### DATA EXCERPTS
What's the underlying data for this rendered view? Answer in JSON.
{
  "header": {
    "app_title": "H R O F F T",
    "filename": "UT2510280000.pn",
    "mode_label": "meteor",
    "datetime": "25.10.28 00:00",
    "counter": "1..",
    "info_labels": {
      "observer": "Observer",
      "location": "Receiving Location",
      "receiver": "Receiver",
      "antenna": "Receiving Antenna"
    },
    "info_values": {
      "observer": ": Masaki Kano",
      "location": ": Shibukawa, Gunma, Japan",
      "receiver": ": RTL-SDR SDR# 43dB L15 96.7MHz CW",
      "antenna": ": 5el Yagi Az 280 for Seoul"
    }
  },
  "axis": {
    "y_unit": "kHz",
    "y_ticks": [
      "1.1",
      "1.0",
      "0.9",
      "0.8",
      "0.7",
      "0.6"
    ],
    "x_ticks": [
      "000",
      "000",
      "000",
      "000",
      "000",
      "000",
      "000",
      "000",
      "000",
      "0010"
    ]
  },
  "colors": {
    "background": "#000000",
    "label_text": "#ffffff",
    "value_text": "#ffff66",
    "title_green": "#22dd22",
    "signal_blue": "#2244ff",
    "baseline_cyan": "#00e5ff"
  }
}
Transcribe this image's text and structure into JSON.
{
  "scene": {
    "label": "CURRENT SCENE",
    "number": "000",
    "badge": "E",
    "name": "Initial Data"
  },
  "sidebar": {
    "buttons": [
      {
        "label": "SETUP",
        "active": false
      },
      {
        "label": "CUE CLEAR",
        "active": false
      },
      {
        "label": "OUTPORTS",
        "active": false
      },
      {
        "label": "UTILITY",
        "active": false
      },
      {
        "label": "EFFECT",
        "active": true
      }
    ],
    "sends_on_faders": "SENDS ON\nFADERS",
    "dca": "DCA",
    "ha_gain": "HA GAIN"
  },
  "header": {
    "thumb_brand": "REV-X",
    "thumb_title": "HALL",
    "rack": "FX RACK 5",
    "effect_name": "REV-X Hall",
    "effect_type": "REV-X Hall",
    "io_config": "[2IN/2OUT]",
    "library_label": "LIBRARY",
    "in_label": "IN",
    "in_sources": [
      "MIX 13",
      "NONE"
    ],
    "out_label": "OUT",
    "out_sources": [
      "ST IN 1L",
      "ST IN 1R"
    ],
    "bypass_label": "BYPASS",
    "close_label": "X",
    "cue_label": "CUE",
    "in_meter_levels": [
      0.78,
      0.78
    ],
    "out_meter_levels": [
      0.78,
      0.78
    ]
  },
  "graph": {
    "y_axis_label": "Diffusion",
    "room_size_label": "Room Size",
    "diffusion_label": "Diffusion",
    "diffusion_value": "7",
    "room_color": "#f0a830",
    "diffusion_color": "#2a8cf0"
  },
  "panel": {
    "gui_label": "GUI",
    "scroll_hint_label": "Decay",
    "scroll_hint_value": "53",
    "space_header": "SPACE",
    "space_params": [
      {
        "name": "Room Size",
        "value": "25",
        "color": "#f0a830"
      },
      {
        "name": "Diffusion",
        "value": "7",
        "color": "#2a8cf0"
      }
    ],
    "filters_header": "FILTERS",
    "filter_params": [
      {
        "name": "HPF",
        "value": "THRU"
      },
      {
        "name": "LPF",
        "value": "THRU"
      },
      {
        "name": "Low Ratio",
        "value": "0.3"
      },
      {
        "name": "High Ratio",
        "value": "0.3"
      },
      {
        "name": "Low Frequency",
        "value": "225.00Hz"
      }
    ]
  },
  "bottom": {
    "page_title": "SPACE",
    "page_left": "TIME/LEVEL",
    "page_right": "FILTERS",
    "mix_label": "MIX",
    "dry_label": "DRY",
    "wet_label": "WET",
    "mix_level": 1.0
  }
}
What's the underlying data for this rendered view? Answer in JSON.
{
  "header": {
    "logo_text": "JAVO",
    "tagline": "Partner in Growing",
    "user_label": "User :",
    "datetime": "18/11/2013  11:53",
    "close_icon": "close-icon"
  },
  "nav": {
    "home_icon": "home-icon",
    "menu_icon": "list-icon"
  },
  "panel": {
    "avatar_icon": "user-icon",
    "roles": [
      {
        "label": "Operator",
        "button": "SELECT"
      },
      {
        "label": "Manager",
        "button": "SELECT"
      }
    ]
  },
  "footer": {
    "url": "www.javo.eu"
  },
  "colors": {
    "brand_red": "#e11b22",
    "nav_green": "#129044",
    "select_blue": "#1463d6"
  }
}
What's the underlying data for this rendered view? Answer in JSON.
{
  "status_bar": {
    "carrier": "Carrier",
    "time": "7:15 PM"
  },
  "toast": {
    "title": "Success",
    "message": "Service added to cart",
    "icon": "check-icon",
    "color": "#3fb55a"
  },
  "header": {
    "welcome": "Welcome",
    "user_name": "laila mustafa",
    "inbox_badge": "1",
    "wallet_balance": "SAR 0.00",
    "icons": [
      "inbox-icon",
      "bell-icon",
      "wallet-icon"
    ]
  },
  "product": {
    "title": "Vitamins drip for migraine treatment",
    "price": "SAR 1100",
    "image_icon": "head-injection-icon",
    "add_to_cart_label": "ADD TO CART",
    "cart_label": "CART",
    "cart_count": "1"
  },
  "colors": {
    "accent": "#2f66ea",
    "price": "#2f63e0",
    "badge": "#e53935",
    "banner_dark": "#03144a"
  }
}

### WHAT TO WORK ON
Give an exact repetition of all the material.

### ANSWER IN FULL
What's the underlying data for this rendered view? Answer in JSON.
{
  "header": {
    "app_title": "H R O F F T",
    "filename": "UT2510280000.pn",
    "mode_label": "meteor",
    "datetime": "25.10.28 00:00",
    "counter": "1..",
    "info_labels": {
      "observer": "Observer",
      "location": "Receiving Location",
      "receiver": "Receiver",
      "antenna": "Receiving Antenna"
    },
    "info_values": {
      "observer": ": Masaki Kano",
      "location": ": Shibukawa, Gunma, Japan",
      "receiver": ": RTL-SDR SDR# 43dB L15 96.7MHz CW",
      "antenna": ": 5el Yagi Az 280 for Seoul"
    }
  },
  "axis": {
    "y_unit": "kHz",
    "y_ticks": [
      "1.1",
      "1.0",
      "0.9",
      "0.8",
      "0.7",
      "0.6"
    ],
    "x_ticks": [
      "000",
      "000",
      "000",
      "000",
      "000",
      "000",
      "000",
      "000",
      "000",
      "0010"
    ]
  },
  "colors": {
    "background": "#000000",
    "label_text": "#ffffff",
    "value_text": "#ffff66",
    "title_green": "#22dd22",
    "signal_blue": "#2244ff",
    "baseline_cyan": "#00e5ff"
  }
}
Transcribe this image's text and structure into JSON.
{
  "scene": {
    "label": "CURRENT SCENE",
    "number": "000",
    "badge": "E",
    "name": "Initial Data"
  },
  "sidebar": {
    "buttons": [
      {
        "label": "SETUP",
        "active": false
      },
      {
        "label": "CUE CLEAR",
        "active": false
      },
      {
        "label": "OUTPORTS",
        "active": false
      },
      {
        "label": "UTILITY",
        "active": false
      },
      {
        "label": "EFFECT",
        "active": true
      }
    ],
    "sends_on_faders": "SENDS ON\nFADERS",
    "dca": "DCA",
    "ha_gain": "HA GAIN"
  },
  "header": {
    "thumb_brand": "REV-X",
    "thumb_title": "HALL",
    "rack": "FX RACK 5",
    "effect_name": "REV-X Hall",
    "effect_type": "REV-X Hall",
    "io_config": "[2IN/2OUT]",
    "library_label": "LIBRARY",
    "in_label": "IN",
    "in_sources": [
      "MIX 13",
      "NONE"
    ],
    "out_label": "OUT",
    "out_sources": [
      "ST IN 1L",
      "ST IN 1R"
    ],
    "bypass_label": "BYPASS",
    "close_label": "X",
    "cue_label": "CUE",
    "in_meter_levels": [
      0.78,
      0.78
    ],
    "out_meter_levels": [
      0.78,
      0.78
    ]
  },
  "graph": {
    "y_axis_label": "Diffusion",
    "room_size_label": "Room Size",
    "diffusion_label": "Diffusion",
    "diffusion_value": "7",
    "room_color": "#f0a830",
    "diffusion_color": "#2a8cf0"
  },
  "panel": {
    "gui_label": "GUI",
    "scroll_hint_label": "Decay",
    "scroll_hint_value": "53",
    "space_header": "SPACE",
    "space_params": [
      {
        "name": "Room Size",
        "value": "25",
        "color": "#f0a830"
      },
      {
        "name": "Diffusion",
        "value": "7",
        "color": "#2a8cf0"
      }
    ],
    "filters_header": "FILTERS",
    "filter_params": [
      {
        "name": "HPF",
        "value": "THRU"
      },
      {
        "name": "LPF",
        "value": "THRU"
      },
      {
        "name": "Low Ratio",
        "value": "0.3"
      },
      {
        "name": "High Ratio",
        "value": "0.3"
      },
      {
        "name": "Low Frequency",
        "value": "225.00Hz"
      }
    ]
  },
  "bottom": {
    "page_title": "SPACE",
    "page_left": "TIME/LEVEL",
    "page_right": "FILTERS",
    "mix_label": "MIX",
    "dry_label": "DRY",
    "wet_label": "WET",
    "mix_level": 1.0
  }
}
What's the underlying data for this rendered view? Answer in JSON.
{
  "header": {
    "logo_text": "JAVO",
    "tagline": "Partner in Growing",
    "user_label": "User :",
    "datetime": "18/11/2013  11:53",
    "close_icon": "close-icon"
  },
  "nav": {
    "home_icon": "home-icon",
    "menu_icon": "list-icon"
  },
  "panel": {
    "avatar_icon": "user-icon",
    "roles": [
      {
        "label": "Operator",
        "button": "SELECT"
      },
      {
        "label": "Manager",
        "button": "SELECT"
      }
    ]
  },
  "footer": {
    "url": "www.javo.eu"
  },
  "colors": {
    "brand_red": "#e11b22",
    "nav_green": "#129044",
    "select_blue": "#1463d6"
  }
}
What's the underlying data for this rendered view? Answer in JSON.
{
  "status_bar": {
    "carrier": "Carrier",
    "time": "7:15 PM"
  },
  "toast": {
    "title": "Success",
    "message": "Service added to cart",
    "icon": "check-icon",
    "color": "#3fb55a"
  },
  "header": {
    "welcome": "Welcome",
    "user_name": "laila mustafa",
    "inbox_badge": "1",
    "wallet_balance": "SAR 0.00",
    "icons": [
      "inbox-icon",
      "bell-icon",
      "wallet-icon"
    ]
  },
  "product": {
    "title": "Vitamins drip for migraine treatment",
    "price": "SAR 1100",
    "image_icon": "head-injection-icon",
    "add_to_cart_label": "ADD TO CART",
    "cart_label": "CART",
    "cart_count": "1"
  },
  "colors": {
    "accent": "#2f66ea",
    "price": "#2f63e0",
    "badge": "#e53935",
    "banner_dark": "#03144a"
  }
}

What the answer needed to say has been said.